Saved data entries
++++++++++++++++++++
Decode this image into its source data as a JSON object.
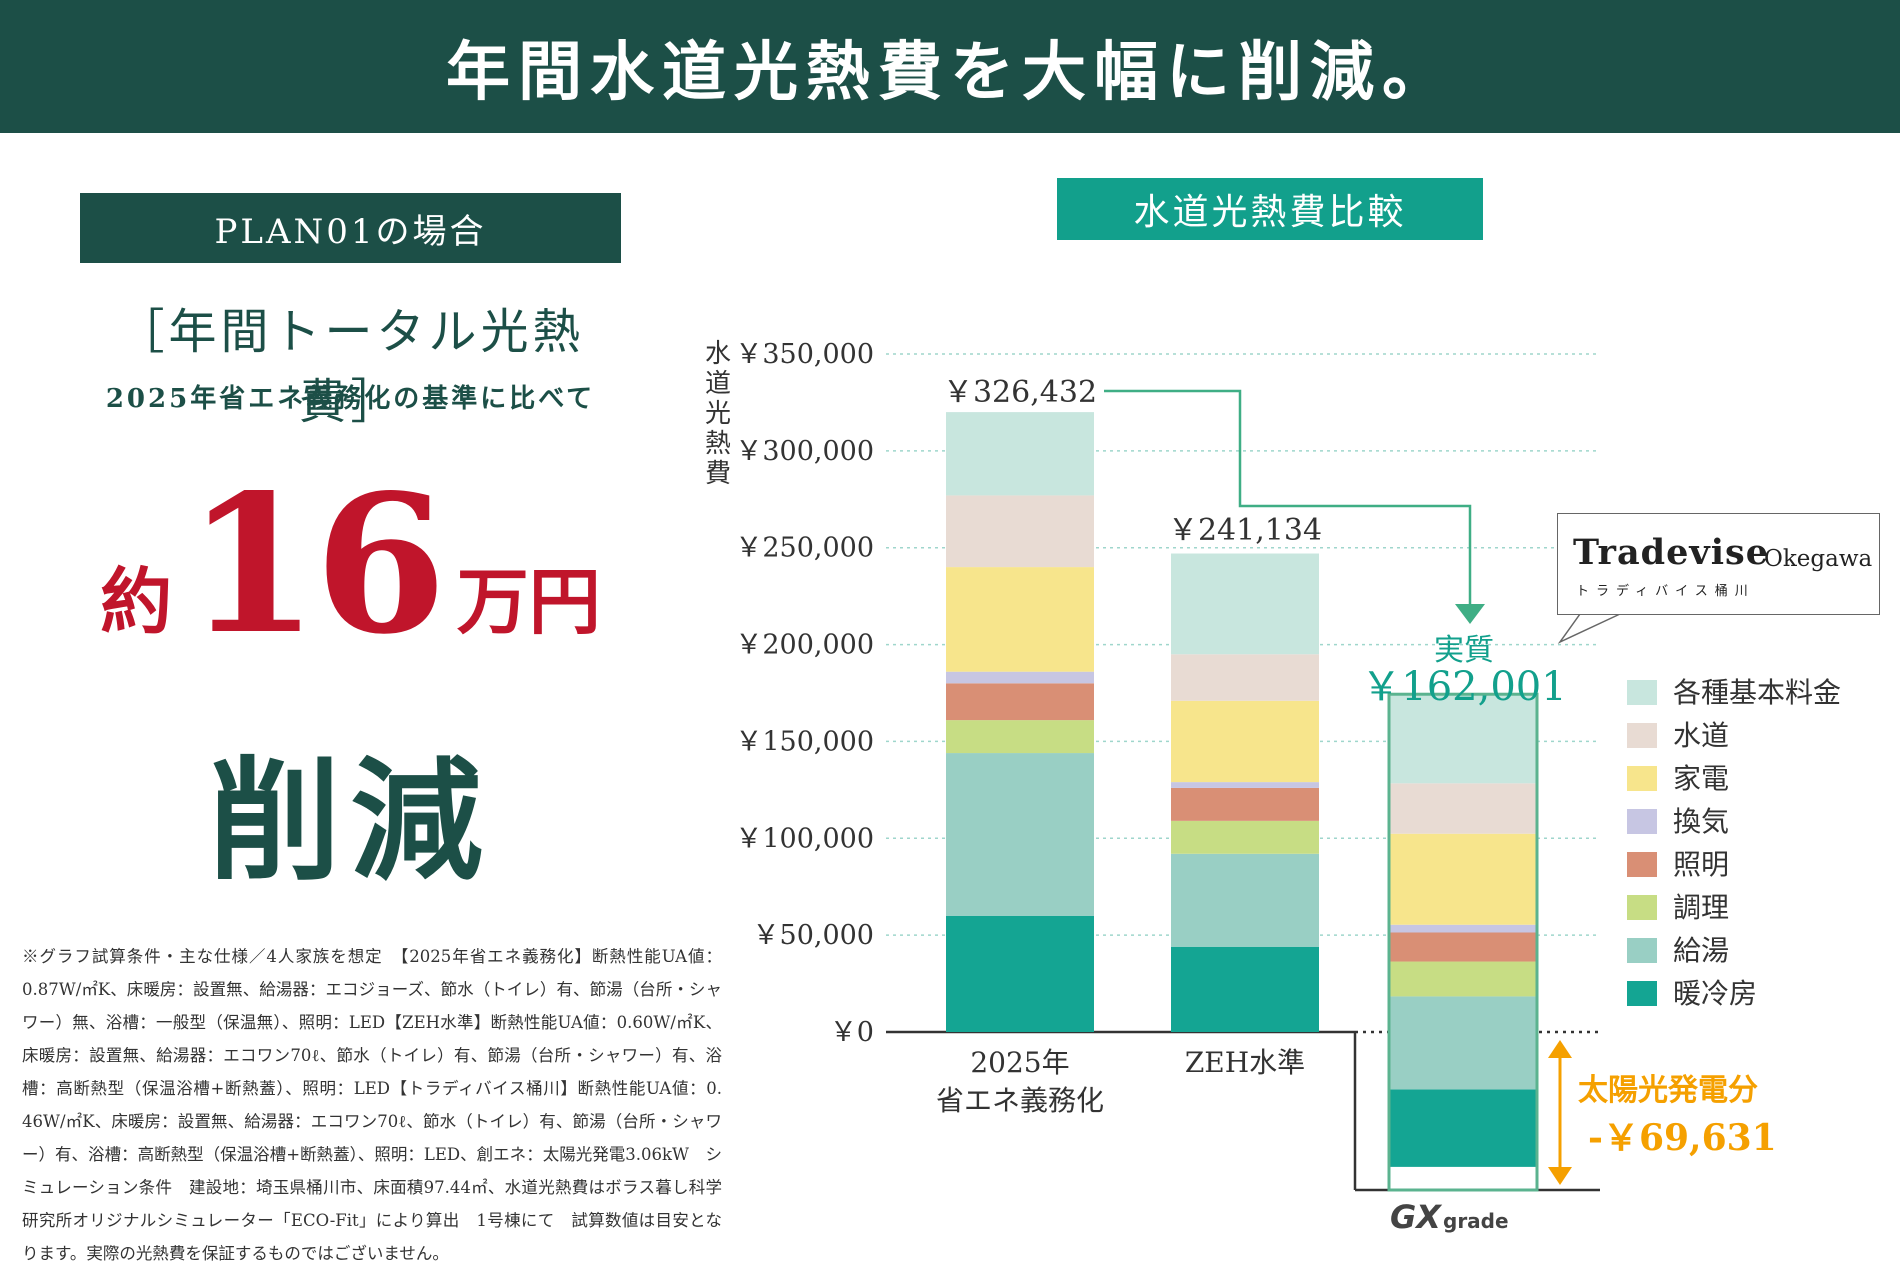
{
  "header": {
    "title": "年間水道光熱費を大幅に削減。"
  },
  "left": {
    "plan_label": "PLAN01の場合",
    "total_label": "［年間トータル光熱費］",
    "subtext": "2025年省エネ義務化の基準に比べて",
    "amount_prefix": "約",
    "amount_number": "16",
    "amount_unit": "万円",
    "reduce_label": "削減",
    "notes": "※グラフ試算条件・主な仕様／4人家族を想定　【2025年省エネ義務化】断熱性能UA値：0.87W/㎡K、床暖房：設置無、給湯器：エコジョーズ、節水（トイレ）有、節湯（台所・シャワー）無、浴槽：一般型（保温無）、照明：LED【ZEH水準】断熱性能UA値：0.60W/㎡K、床暖房：設置無、給湯器：エコワン70ℓ、節水（トイレ）有、節湯（台所・シャワー）有、浴槽：高断熱型（保温浴槽+断熱蓋）、照明：LED【トラディバイス桶川】断熱性能UA値：0. 46W/㎡K、床暖房：設置無、給湯器：エコワン70ℓ、節水（トイレ）有、節湯（台所・シャワー）有、浴槽：高断熱型（保温浴槽+断熱蓋）、照明：LED、創エネ：太陽光発電3.06kW　シミュレーション条件　建設地：埼玉県桶川市、床面積97.44㎡、水道光熱費はボラス暮し科学研究所オリジナルシミュレーター「ECO-Fit」により算出　1号棟にて　試算数値は目安となります。実際の光熱費を保証するものではございません。"
  },
  "brand": {
    "name": "Tradevise",
    "location": "Okegawa",
    "kana": "トラディバイス桶川"
  },
  "chart_data": {
    "type": "bar",
    "title": "水道光熱費比較",
    "ylabel": "水道光熱費",
    "ylim": [
      0,
      350000
    ],
    "yticks": [
      0,
      50000,
      100000,
      150000,
      200000,
      250000,
      300000,
      350000
    ],
    "ytick_labels": [
      "￥0",
      "￥50,000",
      "￥100,000",
      "￥150,000",
      "￥200,000",
      "￥250,000",
      "￥300,000",
      "￥350,000"
    ],
    "grid": true,
    "legend_position": "right",
    "categories": [
      "2025年\n省エネ義務化",
      "ZEH水準",
      ""
    ],
    "totals": [
      "￥326,432",
      "￥241,134",
      "￥162,001"
    ],
    "series": [
      {
        "name": "暖冷房",
        "color": "#14a593",
        "values": [
          60000,
          44000,
          40000
        ]
      },
      {
        "name": "給湯",
        "color": "#99cfc4",
        "values": [
          84000,
          48000,
          48000
        ]
      },
      {
        "name": "調理",
        "color": "#c7dd84",
        "values": [
          17000,
          17000,
          18000
        ]
      },
      {
        "name": "照明",
        "color": "#d98f75",
        "values": [
          19000,
          17000,
          15000
        ]
      },
      {
        "name": "換気",
        "color": "#c7c6e3",
        "values": [
          6000,
          3000,
          4000
        ]
      },
      {
        "name": "家電",
        "color": "#f7e58c",
        "values": [
          54000,
          42000,
          47000
        ]
      },
      {
        "name": "水道",
        "color": "#e8dbd3",
        "values": [
          37000,
          24000,
          26000
        ]
      },
      {
        "name": "各種基本料金",
        "color": "#c8e6de",
        "values": [
          43000,
          52000,
          46000
        ]
      }
    ],
    "gx_bar": {
      "net_label": "実質",
      "net_value": "￥162,001",
      "solar_label": "太陽光発電分",
      "solar_value": "-￥69,631",
      "badge_main": "GX",
      "badge_sub": "grade"
    }
  }
}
++++++++++++++++++++
Stated exercise
Transcribe each line above verbatim, with the pictures left out.

Correct answer
Decode this image into its source data as a JSON object.
{
  "header": {
    "title": "年間水道光熱費を大幅に削減。"
  },
  "left": {
    "plan_label": "PLAN01の場合",
    "total_label": "［年間トータル光熱費］",
    "subtext": "2025年省エネ義務化の基準に比べて",
    "amount_prefix": "約",
    "amount_number": "16",
    "amount_unit": "万円",
    "reduce_label": "削減",
    "notes": "※グラフ試算条件・主な仕様／4人家族を想定　【2025年省エネ義務化】断熱性能UA値：0.87W/㎡K、床暖房：設置無、給湯器：エコジョーズ、節水（トイレ）有、節湯（台所・シャワー）無、浴槽：一般型（保温無）、照明：LED【ZEH水準】断熱性能UA値：0.60W/㎡K、床暖房：設置無、給湯器：エコワン70ℓ、節水（トイレ）有、節湯（台所・シャワー）有、浴槽：高断熱型（保温浴槽+断熱蓋）、照明：LED【トラディバイス桶川】断熱性能UA値：0. 46W/㎡K、床暖房：設置無、給湯器：エコワン70ℓ、節水（トイレ）有、節湯（台所・シャワー）有、浴槽：高断熱型（保温浴槽+断熱蓋）、照明：LED、創エネ：太陽光発電3.06kW　シミュレーション条件　建設地：埼玉県桶川市、床面積97.44㎡、水道光熱費はボラス暮し科学研究所オリジナルシミュレーター「ECO-Fit」により算出　1号棟にて　試算数値は目安となります。実際の光熱費を保証するものではございません。"
  },
  "brand": {
    "name": "Tradevise",
    "location": "Okegawa",
    "kana": "トラディバイス桶川"
  },
  "chart_data": {
    "type": "bar",
    "title": "水道光熱費比較",
    "ylabel": "水道光熱費",
    "ylim": [
      0,
      350000
    ],
    "yticks": [
      0,
      50000,
      100000,
      150000,
      200000,
      250000,
      300000,
      350000
    ],
    "ytick_labels": [
      "￥0",
      "￥50,000",
      "￥100,000",
      "￥150,000",
      "￥200,000",
      "￥250,000",
      "￥300,000",
      "￥350,000"
    ],
    "grid": true,
    "legend_position": "right",
    "categories": [
      "2025年\n省エネ義務化",
      "ZEH水準",
      ""
    ],
    "totals": [
      "￥326,432",
      "￥241,134",
      "￥162,001"
    ],
    "series": [
      {
        "name": "暖冷房",
        "color": "#14a593",
        "values": [
          60000,
          44000,
          40000
        ]
      },
      {
        "name": "給湯",
        "color": "#99cfc4",
        "values": [
          84000,
          48000,
          48000
        ]
      },
      {
        "name": "調理",
        "color": "#c7dd84",
        "values": [
          17000,
          17000,
          18000
        ]
      },
      {
        "name": "照明",
        "color": "#d98f75",
        "values": [
          19000,
          17000,
          15000
        ]
      },
      {
        "name": "換気",
        "color": "#c7c6e3",
        "values": [
          6000,
          3000,
          4000
        ]
      },
      {
        "name": "家電",
        "color": "#f7e58c",
        "values": [
          54000,
          42000,
          47000
        ]
      },
      {
        "name": "水道",
        "color": "#e8dbd3",
        "values": [
          37000,
          24000,
          26000
        ]
      },
      {
        "name": "各種基本料金",
        "color": "#c8e6de",
        "values": [
          43000,
          52000,
          46000
        ]
      }
    ],
    "gx_bar": {
      "net_label": "実質",
      "net_value": "￥162,001",
      "solar_label": "太陽光発電分",
      "solar_value": "-￥69,631",
      "badge_main": "GX",
      "badge_sub": "grade"
    }
  }
}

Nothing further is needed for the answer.